[Short task] In the material below, the lines containing the word "Doubled" are required; copy each of them.

[Provided data]
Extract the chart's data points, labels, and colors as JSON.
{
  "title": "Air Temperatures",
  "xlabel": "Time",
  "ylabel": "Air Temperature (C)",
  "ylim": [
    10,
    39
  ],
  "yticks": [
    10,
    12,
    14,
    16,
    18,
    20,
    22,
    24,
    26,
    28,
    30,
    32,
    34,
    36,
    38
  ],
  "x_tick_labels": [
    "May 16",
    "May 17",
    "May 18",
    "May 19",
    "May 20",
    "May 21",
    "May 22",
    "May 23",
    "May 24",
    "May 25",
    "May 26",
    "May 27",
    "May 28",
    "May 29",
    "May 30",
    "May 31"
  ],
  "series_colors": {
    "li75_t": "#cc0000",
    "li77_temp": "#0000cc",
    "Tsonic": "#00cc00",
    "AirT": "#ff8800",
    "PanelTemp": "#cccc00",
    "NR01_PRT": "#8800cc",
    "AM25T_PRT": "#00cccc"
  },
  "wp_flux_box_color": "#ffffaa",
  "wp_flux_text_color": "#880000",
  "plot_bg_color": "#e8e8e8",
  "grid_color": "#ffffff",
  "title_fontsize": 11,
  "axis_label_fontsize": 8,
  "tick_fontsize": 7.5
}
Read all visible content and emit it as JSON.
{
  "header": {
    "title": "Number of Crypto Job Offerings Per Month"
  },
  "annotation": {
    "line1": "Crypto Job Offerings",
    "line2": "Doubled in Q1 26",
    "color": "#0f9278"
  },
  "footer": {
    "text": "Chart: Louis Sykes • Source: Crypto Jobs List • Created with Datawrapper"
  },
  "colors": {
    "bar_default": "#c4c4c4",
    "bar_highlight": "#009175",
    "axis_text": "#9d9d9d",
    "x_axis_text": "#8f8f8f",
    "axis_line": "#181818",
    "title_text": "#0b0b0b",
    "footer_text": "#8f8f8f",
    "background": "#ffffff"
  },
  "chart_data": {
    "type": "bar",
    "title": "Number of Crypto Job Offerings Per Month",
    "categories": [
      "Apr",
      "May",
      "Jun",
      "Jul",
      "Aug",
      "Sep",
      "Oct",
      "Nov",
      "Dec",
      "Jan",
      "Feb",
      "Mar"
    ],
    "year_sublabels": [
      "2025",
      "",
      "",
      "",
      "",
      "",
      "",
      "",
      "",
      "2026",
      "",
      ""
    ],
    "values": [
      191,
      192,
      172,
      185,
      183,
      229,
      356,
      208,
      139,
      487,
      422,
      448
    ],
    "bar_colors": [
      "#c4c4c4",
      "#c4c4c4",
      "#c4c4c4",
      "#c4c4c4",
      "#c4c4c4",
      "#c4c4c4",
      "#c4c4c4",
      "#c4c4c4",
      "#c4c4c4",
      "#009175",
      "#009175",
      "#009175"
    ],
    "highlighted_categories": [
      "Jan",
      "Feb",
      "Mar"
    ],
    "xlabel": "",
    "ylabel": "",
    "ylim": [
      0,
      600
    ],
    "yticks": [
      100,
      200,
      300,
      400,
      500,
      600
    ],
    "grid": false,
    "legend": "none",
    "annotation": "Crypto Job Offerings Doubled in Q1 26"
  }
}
==
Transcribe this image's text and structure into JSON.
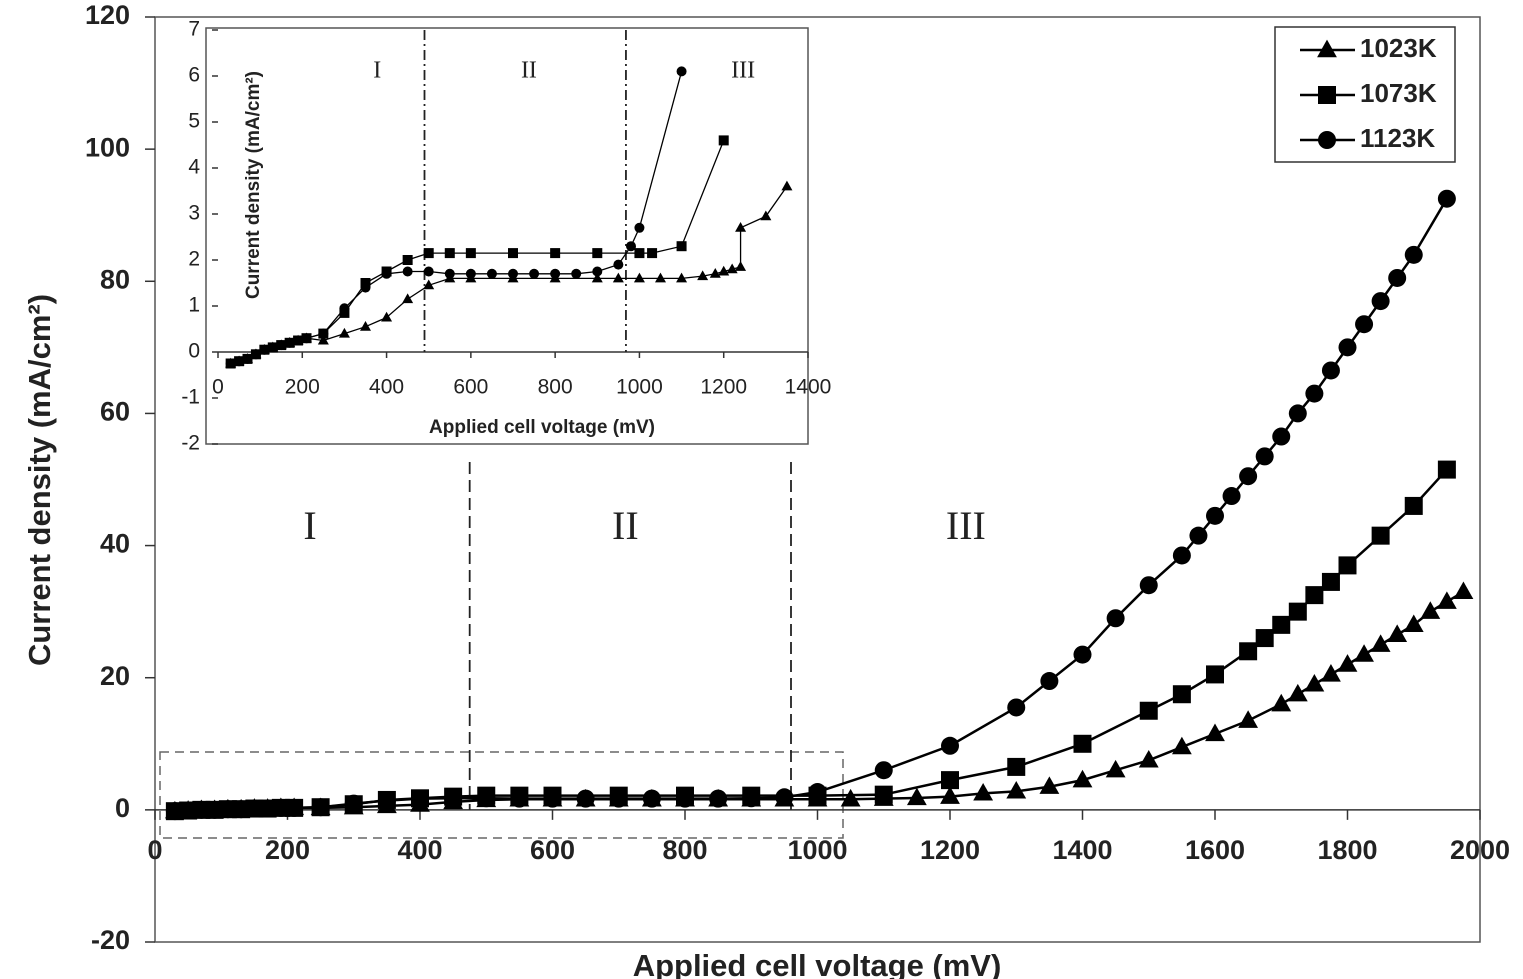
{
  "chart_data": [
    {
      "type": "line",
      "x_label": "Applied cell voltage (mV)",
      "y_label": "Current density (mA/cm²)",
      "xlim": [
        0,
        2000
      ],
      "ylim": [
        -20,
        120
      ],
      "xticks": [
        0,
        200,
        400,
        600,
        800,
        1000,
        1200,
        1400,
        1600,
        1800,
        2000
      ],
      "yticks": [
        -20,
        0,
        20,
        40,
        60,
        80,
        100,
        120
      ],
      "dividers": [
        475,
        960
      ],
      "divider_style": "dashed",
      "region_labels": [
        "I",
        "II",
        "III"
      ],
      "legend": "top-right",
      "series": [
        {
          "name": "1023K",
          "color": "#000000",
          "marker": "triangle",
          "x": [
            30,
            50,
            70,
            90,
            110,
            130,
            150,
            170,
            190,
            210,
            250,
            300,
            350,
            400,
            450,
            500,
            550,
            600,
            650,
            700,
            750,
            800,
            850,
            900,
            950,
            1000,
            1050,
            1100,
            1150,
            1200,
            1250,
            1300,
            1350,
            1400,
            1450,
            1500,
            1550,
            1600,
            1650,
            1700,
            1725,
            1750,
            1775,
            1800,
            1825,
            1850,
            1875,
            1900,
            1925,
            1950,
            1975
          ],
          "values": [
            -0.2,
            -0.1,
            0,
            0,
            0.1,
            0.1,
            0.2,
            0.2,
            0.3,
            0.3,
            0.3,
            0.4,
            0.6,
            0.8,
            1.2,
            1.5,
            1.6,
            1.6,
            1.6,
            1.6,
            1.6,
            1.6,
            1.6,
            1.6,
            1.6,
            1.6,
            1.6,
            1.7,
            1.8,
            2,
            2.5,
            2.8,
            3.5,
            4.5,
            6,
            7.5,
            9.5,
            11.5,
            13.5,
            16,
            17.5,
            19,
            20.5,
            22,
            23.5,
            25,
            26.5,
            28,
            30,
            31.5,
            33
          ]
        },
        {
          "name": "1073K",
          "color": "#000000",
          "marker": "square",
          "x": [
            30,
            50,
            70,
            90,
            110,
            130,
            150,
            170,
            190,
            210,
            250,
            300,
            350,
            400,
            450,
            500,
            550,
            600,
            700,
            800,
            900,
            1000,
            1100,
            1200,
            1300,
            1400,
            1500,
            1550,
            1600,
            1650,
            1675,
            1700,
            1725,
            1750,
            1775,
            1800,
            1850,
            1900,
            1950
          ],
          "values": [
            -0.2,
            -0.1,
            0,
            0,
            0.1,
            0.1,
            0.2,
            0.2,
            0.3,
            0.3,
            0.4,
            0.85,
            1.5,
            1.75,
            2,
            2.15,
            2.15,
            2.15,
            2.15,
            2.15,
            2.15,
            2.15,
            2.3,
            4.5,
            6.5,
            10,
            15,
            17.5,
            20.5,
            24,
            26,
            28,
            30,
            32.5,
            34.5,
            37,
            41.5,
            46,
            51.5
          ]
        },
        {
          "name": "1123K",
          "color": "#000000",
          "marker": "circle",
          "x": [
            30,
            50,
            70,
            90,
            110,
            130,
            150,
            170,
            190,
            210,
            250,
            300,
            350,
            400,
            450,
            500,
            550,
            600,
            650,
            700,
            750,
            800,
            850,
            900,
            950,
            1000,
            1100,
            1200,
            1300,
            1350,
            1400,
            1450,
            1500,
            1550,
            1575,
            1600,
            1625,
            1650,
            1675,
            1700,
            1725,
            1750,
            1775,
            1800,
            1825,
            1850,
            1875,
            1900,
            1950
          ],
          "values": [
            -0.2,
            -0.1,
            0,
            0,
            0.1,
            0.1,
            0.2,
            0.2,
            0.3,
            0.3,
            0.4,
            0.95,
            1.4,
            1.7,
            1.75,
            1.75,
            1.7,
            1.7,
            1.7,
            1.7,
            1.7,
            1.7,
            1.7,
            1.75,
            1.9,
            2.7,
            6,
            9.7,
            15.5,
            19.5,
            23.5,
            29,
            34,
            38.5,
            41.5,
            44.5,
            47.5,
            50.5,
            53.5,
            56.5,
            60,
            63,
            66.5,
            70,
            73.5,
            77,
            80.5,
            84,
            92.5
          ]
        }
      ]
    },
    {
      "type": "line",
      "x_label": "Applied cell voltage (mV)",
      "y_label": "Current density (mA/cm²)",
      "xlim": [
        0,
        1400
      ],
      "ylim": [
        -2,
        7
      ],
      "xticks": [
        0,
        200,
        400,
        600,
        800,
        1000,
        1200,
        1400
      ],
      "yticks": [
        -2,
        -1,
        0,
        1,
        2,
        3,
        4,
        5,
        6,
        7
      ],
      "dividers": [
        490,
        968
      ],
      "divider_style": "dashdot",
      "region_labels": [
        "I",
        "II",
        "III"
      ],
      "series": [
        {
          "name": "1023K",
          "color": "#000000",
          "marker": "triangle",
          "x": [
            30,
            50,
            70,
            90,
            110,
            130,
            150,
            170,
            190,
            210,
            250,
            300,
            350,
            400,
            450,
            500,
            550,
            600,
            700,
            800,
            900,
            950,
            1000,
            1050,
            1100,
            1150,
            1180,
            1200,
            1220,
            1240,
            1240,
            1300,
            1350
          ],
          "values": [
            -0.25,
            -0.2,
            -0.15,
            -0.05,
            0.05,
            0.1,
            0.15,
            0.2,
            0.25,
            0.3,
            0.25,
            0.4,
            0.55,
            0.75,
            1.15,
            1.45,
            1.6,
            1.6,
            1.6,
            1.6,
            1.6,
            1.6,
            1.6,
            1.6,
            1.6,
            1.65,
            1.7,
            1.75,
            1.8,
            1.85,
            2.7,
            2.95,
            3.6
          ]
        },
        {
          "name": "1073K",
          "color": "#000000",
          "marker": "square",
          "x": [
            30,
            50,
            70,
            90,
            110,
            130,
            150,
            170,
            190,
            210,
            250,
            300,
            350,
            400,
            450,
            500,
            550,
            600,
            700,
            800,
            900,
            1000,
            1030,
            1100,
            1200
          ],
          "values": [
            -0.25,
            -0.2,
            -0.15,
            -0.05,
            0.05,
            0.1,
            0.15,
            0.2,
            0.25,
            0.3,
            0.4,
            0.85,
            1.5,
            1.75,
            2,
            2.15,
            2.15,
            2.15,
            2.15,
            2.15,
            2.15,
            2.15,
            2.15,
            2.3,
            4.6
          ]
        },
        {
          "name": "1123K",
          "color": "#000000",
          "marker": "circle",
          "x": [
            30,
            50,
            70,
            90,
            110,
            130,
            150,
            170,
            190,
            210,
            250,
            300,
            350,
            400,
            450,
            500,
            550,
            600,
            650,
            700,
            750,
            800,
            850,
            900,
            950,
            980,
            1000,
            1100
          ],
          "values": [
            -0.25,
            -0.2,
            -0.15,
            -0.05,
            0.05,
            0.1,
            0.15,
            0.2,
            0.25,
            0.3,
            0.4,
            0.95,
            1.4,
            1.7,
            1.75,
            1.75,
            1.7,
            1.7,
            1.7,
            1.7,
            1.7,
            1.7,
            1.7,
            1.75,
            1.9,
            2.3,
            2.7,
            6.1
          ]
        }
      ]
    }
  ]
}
--
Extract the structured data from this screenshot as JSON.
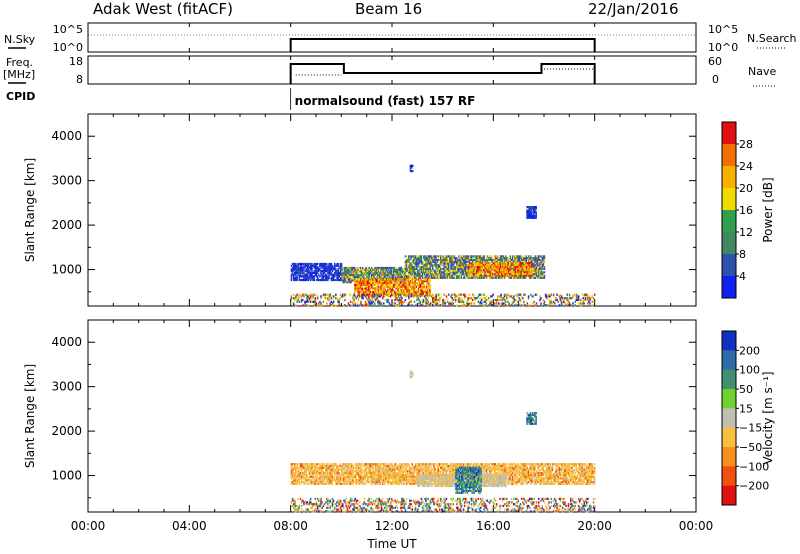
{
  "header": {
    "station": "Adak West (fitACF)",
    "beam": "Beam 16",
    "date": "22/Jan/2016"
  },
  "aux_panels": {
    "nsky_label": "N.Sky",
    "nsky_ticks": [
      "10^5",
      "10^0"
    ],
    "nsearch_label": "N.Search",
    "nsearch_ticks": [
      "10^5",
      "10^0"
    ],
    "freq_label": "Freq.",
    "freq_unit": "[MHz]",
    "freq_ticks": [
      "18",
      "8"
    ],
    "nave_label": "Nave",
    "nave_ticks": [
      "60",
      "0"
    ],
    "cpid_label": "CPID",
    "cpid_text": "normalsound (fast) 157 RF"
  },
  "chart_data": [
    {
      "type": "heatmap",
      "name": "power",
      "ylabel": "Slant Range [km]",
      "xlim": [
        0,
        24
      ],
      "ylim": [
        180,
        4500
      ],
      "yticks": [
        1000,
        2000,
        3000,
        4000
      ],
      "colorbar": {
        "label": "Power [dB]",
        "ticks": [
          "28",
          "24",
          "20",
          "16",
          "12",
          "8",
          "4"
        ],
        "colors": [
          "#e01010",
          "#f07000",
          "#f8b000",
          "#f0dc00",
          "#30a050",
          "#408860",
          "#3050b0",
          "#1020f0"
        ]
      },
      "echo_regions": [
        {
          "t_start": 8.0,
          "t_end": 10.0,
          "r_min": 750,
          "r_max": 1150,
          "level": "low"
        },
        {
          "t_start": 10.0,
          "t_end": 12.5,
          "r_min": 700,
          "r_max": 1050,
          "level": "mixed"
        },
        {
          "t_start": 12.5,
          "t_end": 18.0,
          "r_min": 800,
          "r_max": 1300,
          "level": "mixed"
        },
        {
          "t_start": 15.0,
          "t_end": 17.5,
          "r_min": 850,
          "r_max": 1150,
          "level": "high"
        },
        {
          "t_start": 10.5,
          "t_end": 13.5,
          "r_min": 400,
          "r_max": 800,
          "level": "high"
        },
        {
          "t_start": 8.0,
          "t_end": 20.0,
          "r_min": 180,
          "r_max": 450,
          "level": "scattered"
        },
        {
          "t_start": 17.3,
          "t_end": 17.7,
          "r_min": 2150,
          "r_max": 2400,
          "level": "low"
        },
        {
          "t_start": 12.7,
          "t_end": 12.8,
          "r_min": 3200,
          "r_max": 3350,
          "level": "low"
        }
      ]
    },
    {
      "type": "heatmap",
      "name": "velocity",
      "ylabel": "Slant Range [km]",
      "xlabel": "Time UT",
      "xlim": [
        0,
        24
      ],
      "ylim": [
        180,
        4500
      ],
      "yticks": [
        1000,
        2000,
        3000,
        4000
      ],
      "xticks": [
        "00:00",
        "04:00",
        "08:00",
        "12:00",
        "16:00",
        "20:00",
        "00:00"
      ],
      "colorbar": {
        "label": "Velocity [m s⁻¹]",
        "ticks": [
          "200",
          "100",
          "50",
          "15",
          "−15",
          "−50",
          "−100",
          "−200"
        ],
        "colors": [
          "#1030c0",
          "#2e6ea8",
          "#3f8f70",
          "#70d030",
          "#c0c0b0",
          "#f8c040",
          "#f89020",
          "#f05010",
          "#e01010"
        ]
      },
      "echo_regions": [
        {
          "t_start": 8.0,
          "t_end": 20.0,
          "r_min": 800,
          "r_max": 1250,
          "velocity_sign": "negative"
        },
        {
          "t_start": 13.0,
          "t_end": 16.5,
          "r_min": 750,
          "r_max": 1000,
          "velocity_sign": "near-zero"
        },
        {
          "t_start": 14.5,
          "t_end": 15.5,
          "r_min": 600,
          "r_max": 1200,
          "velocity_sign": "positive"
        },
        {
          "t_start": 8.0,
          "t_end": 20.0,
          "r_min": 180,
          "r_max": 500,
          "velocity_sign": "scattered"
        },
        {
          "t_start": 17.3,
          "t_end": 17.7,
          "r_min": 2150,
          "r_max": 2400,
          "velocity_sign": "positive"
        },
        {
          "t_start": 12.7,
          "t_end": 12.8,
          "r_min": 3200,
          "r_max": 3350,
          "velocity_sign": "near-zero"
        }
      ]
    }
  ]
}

[The result]
    "line2": "Doubled in Q1 26",
    "annotation": "Crypto Job Offerings Doubled in Q1 26"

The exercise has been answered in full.